# ITEMS
....
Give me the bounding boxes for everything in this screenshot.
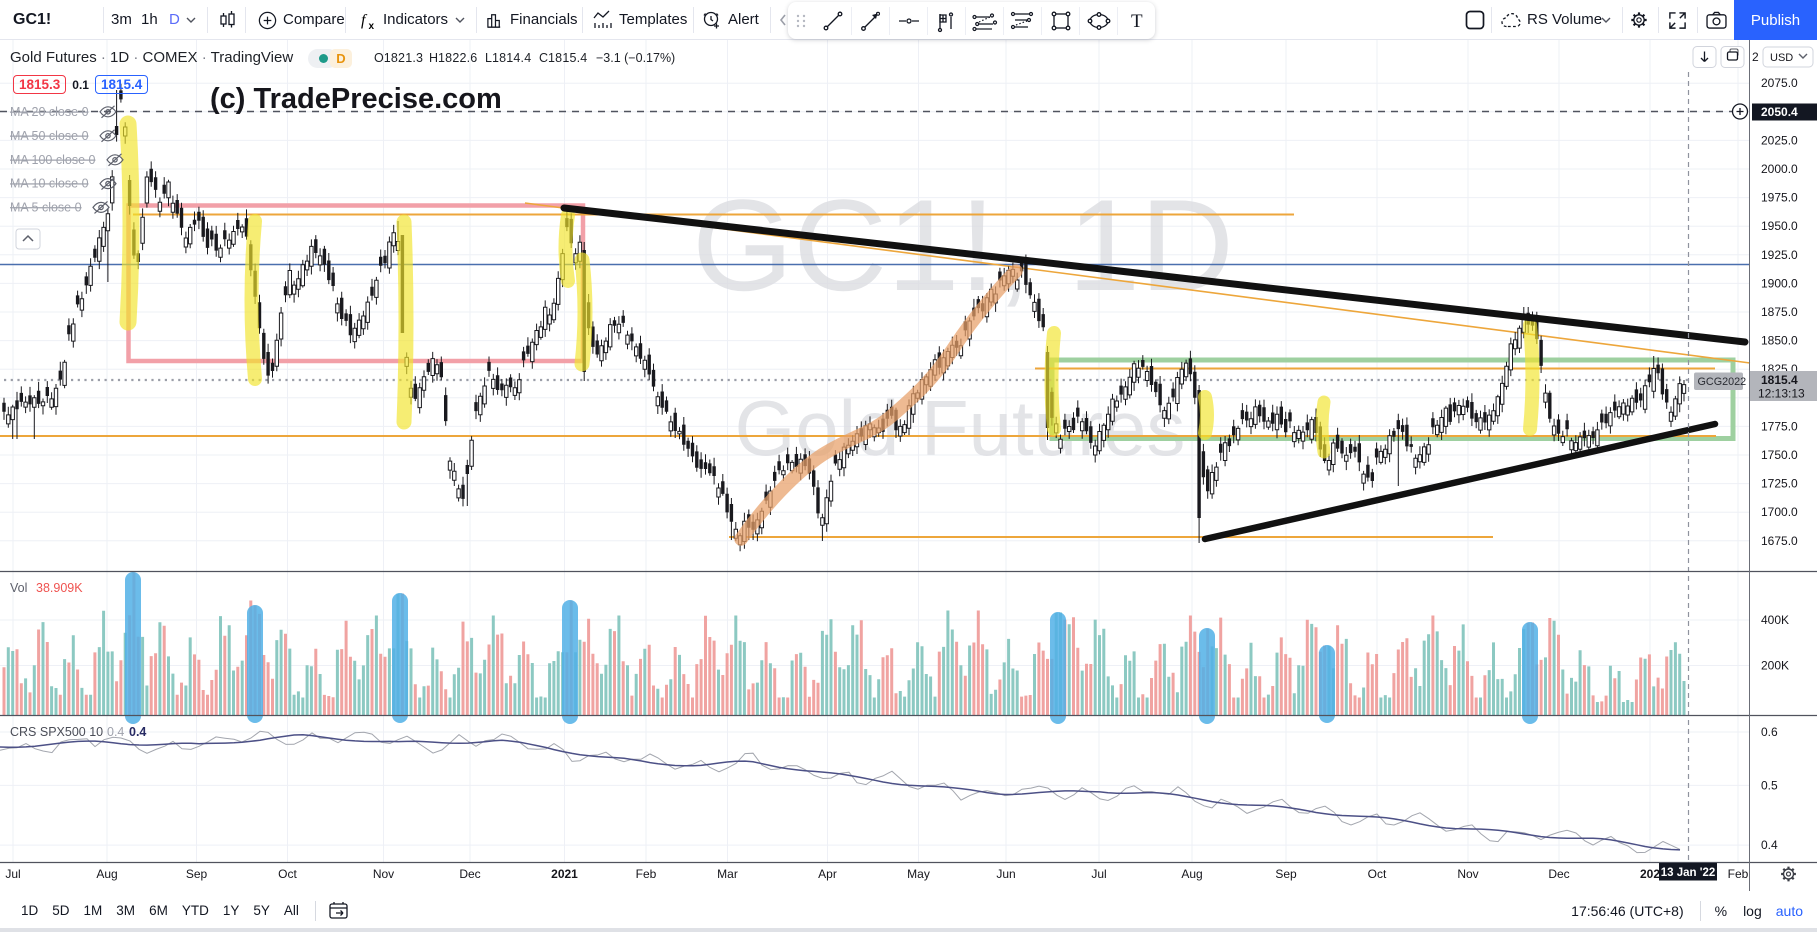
svg-text:1850.0: 1850.0: [1761, 334, 1798, 348]
svg-text:1975.0: 1975.0: [1761, 191, 1798, 205]
svg-text:0.6: 0.6: [1761, 725, 1778, 739]
svg-text:1725.0: 1725.0: [1761, 477, 1798, 491]
svg-text:MA 5 close 0: MA 5 close 0: [10, 200, 82, 214]
svg-text:MA 50 close 0: MA 50 close 0: [10, 129, 89, 143]
svg-text:Jul: Jul: [5, 867, 20, 881]
svg-text:13 Jan '22: 13 Jan '22: [1661, 867, 1716, 879]
svg-text:Vol: Vol: [10, 581, 27, 595]
svg-text:2050.4: 2050.4: [1761, 105, 1798, 119]
svg-text:0.5: 0.5: [1761, 778, 1778, 792]
svg-text:MA 10 close 0: MA 10 close 0: [10, 177, 89, 191]
svg-text:Oct: Oct: [1368, 867, 1387, 881]
svg-text:Jun: Jun: [996, 867, 1015, 881]
svg-text:CRS SPX500 10: CRS SPX500 10: [10, 725, 103, 739]
svg-text:1750.0: 1750.0: [1761, 448, 1798, 462]
svg-text:1950.0: 1950.0: [1761, 219, 1798, 233]
svg-text:Oct: Oct: [278, 867, 297, 881]
svg-text:0.4: 0.4: [1761, 838, 1778, 852]
svg-text:Aug: Aug: [1181, 867, 1202, 881]
svg-text:Apr: Apr: [818, 867, 837, 881]
svg-text:Feb: Feb: [636, 867, 657, 881]
svg-text:f: f: [361, 12, 368, 29]
svg-text:May: May: [907, 867, 930, 881]
svg-text:T: T: [1131, 11, 1143, 32]
svg-text:Dec: Dec: [459, 867, 480, 881]
svg-text:400K: 400K: [1761, 613, 1789, 627]
svg-text:GCG2022: GCG2022: [1698, 376, 1747, 388]
svg-text:USD: USD: [1770, 52, 1793, 64]
svg-text:1815.4: 1815.4: [1761, 373, 1798, 387]
svg-text:1900.0: 1900.0: [1761, 276, 1798, 290]
svg-text:200K: 200K: [1761, 659, 1789, 673]
svg-text:1875.0: 1875.0: [1761, 305, 1798, 319]
svg-text:1700.0: 1700.0: [1761, 505, 1798, 519]
svg-text:Nov: Nov: [373, 867, 394, 881]
svg-text:GC1!, 1D: GC1!, 1D: [692, 172, 1234, 318]
svg-text:(c) TradePrecise.com: (c) TradePrecise.com: [210, 83, 502, 115]
svg-text:38.909K: 38.909K: [36, 581, 83, 595]
svg-text:1675.0: 1675.0: [1761, 534, 1798, 548]
svg-text:x: x: [369, 21, 375, 32]
svg-text:2000.0: 2000.0: [1761, 162, 1798, 176]
svg-text:Mar: Mar: [717, 867, 738, 881]
svg-text:MA 20 close 0: MA 20 close 0: [10, 105, 89, 119]
svg-text:Feb: Feb: [1728, 867, 1749, 881]
svg-text:Nov: Nov: [1457, 867, 1478, 881]
svg-text:1775.0: 1775.0: [1761, 419, 1798, 433]
svg-text:MA 100 close 0: MA 100 close 0: [10, 153, 96, 167]
svg-text:202: 202: [1640, 867, 1660, 881]
svg-text:2075.0: 2075.0: [1761, 76, 1798, 90]
svg-text:Dec: Dec: [1548, 867, 1569, 881]
svg-text:2: 2: [1752, 50, 1759, 64]
svg-text:2025.0: 2025.0: [1761, 133, 1798, 147]
svg-text:0.4: 0.4: [107, 725, 124, 739]
svg-text:Sep: Sep: [186, 867, 208, 881]
svg-text:Aug: Aug: [96, 867, 117, 881]
svg-text:12:13:13: 12:13:13: [1758, 387, 1805, 401]
svg-text:1925.0: 1925.0: [1761, 248, 1798, 262]
svg-text:2021: 2021: [551, 867, 578, 881]
svg-text:Sep: Sep: [1275, 867, 1297, 881]
svg-text:Jul: Jul: [1091, 867, 1106, 881]
svg-text:0.4: 0.4: [129, 725, 146, 739]
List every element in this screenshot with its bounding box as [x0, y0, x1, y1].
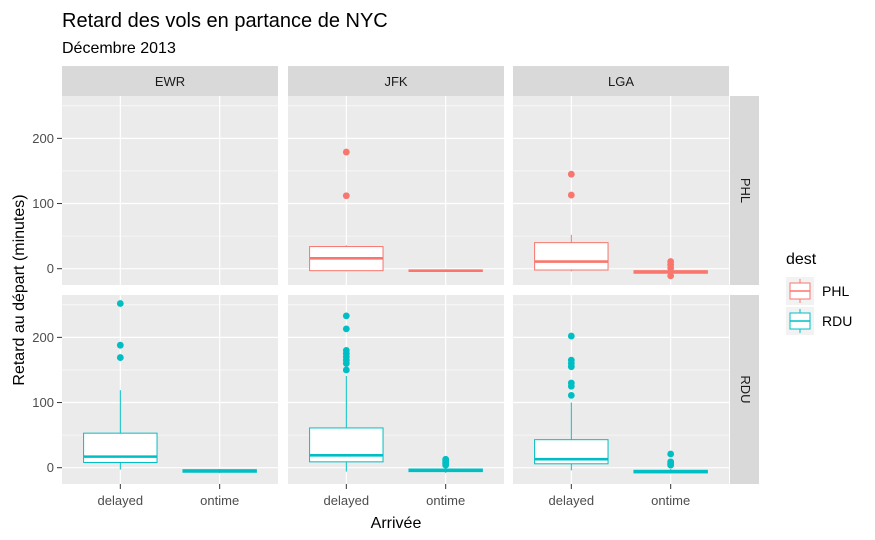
....
# WHAT TO WORK ON
Copy every line of the records above verbatim, from first to last. Omit the pictures.

# TASK ANSWER
Give me the bounding boxes for everything in this screenshot.
svg-text:1850.0: 1850.0: [1761, 334, 1798, 348]
svg-text:1975.0: 1975.0: [1761, 191, 1798, 205]
svg-text:0.6: 0.6: [1761, 725, 1778, 739]
svg-text:1725.0: 1725.0: [1761, 477, 1798, 491]
svg-text:MA 5 close 0: MA 5 close 0: [10, 200, 82, 214]
svg-text:MA 50 close 0: MA 50 close 0: [10, 129, 89, 143]
svg-text:Jul: Jul: [5, 867, 20, 881]
svg-text:13 Jan '22: 13 Jan '22: [1661, 867, 1716, 879]
svg-text:Vol: Vol: [10, 581, 27, 595]
svg-text:2050.4: 2050.4: [1761, 105, 1798, 119]
svg-text:0.5: 0.5: [1761, 778, 1778, 792]
svg-text:MA 10 close 0: MA 10 close 0: [10, 177, 89, 191]
svg-text:Oct: Oct: [1368, 867, 1387, 881]
svg-text:Jun: Jun: [996, 867, 1015, 881]
svg-text:CRS SPX500 10: CRS SPX500 10: [10, 725, 103, 739]
svg-text:1750.0: 1750.0: [1761, 448, 1798, 462]
svg-text:1950.0: 1950.0: [1761, 219, 1798, 233]
svg-text:Oct: Oct: [278, 867, 297, 881]
svg-text:0.4: 0.4: [1761, 838, 1778, 852]
svg-text:Aug: Aug: [1181, 867, 1202, 881]
svg-text:Apr: Apr: [818, 867, 837, 881]
svg-text:Feb: Feb: [636, 867, 657, 881]
svg-text:f: f: [361, 12, 368, 29]
svg-text:May: May: [907, 867, 930, 881]
svg-text:T: T: [1131, 11, 1143, 32]
svg-text:Dec: Dec: [459, 867, 480, 881]
svg-text:400K: 400K: [1761, 613, 1789, 627]
svg-text:GCG2022: GCG2022: [1698, 376, 1747, 388]
svg-text:USD: USD: [1770, 52, 1793, 64]
svg-text:1815.4: 1815.4: [1761, 373, 1798, 387]
svg-text:1900.0: 1900.0: [1761, 276, 1798, 290]
svg-text:200K: 200K: [1761, 659, 1789, 673]
svg-text:1875.0: 1875.0: [1761, 305, 1798, 319]
svg-text:1700.0: 1700.0: [1761, 505, 1798, 519]
svg-text:Nov: Nov: [373, 867, 394, 881]
svg-text:GC1!, 1D: GC1!, 1D: [692, 172, 1234, 318]
svg-text:(c) TradePrecise.com: (c) TradePrecise.com: [210, 83, 502, 115]
svg-text:38.909K: 38.909K: [36, 581, 83, 595]
svg-text:1675.0: 1675.0: [1761, 534, 1798, 548]
svg-text:x: x: [369, 21, 375, 32]
svg-text:2000.0: 2000.0: [1761, 162, 1798, 176]
svg-text:Mar: Mar: [717, 867, 738, 881]
svg-text:MA 20 close 0: MA 20 close 0: [10, 105, 89, 119]
svg-text:Feb: Feb: [1728, 867, 1749, 881]
svg-text:Nov: Nov: [1457, 867, 1478, 881]
svg-text:1775.0: 1775.0: [1761, 419, 1798, 433]
svg-text:MA 100 close 0: MA 100 close 0: [10, 153, 96, 167]
svg-text:202: 202: [1640, 867, 1660, 881]
svg-text:2075.0: 2075.0: [1761, 76, 1798, 90]
svg-text:Dec: Dec: [1548, 867, 1569, 881]
svg-text:2: 2: [1752, 50, 1759, 64]
svg-text:2025.0: 2025.0: [1761, 133, 1798, 147]
svg-text:0.4: 0.4: [107, 725, 124, 739]
svg-text:Sep: Sep: [186, 867, 208, 881]
svg-text:Aug: Aug: [96, 867, 117, 881]
svg-text:12:13:13: 12:13:13: [1758, 387, 1805, 401]
svg-text:1925.0: 1925.0: [1761, 248, 1798, 262]
svg-text:2021: 2021: [551, 867, 578, 881]
svg-text:Sep: Sep: [1275, 867, 1297, 881]
svg-text:Jul: Jul: [1091, 867, 1106, 881]
svg-text:0.4: 0.4: [129, 725, 146, 739]
List every element in this screenshot with its bounding box as [x0, y0, x1, y1].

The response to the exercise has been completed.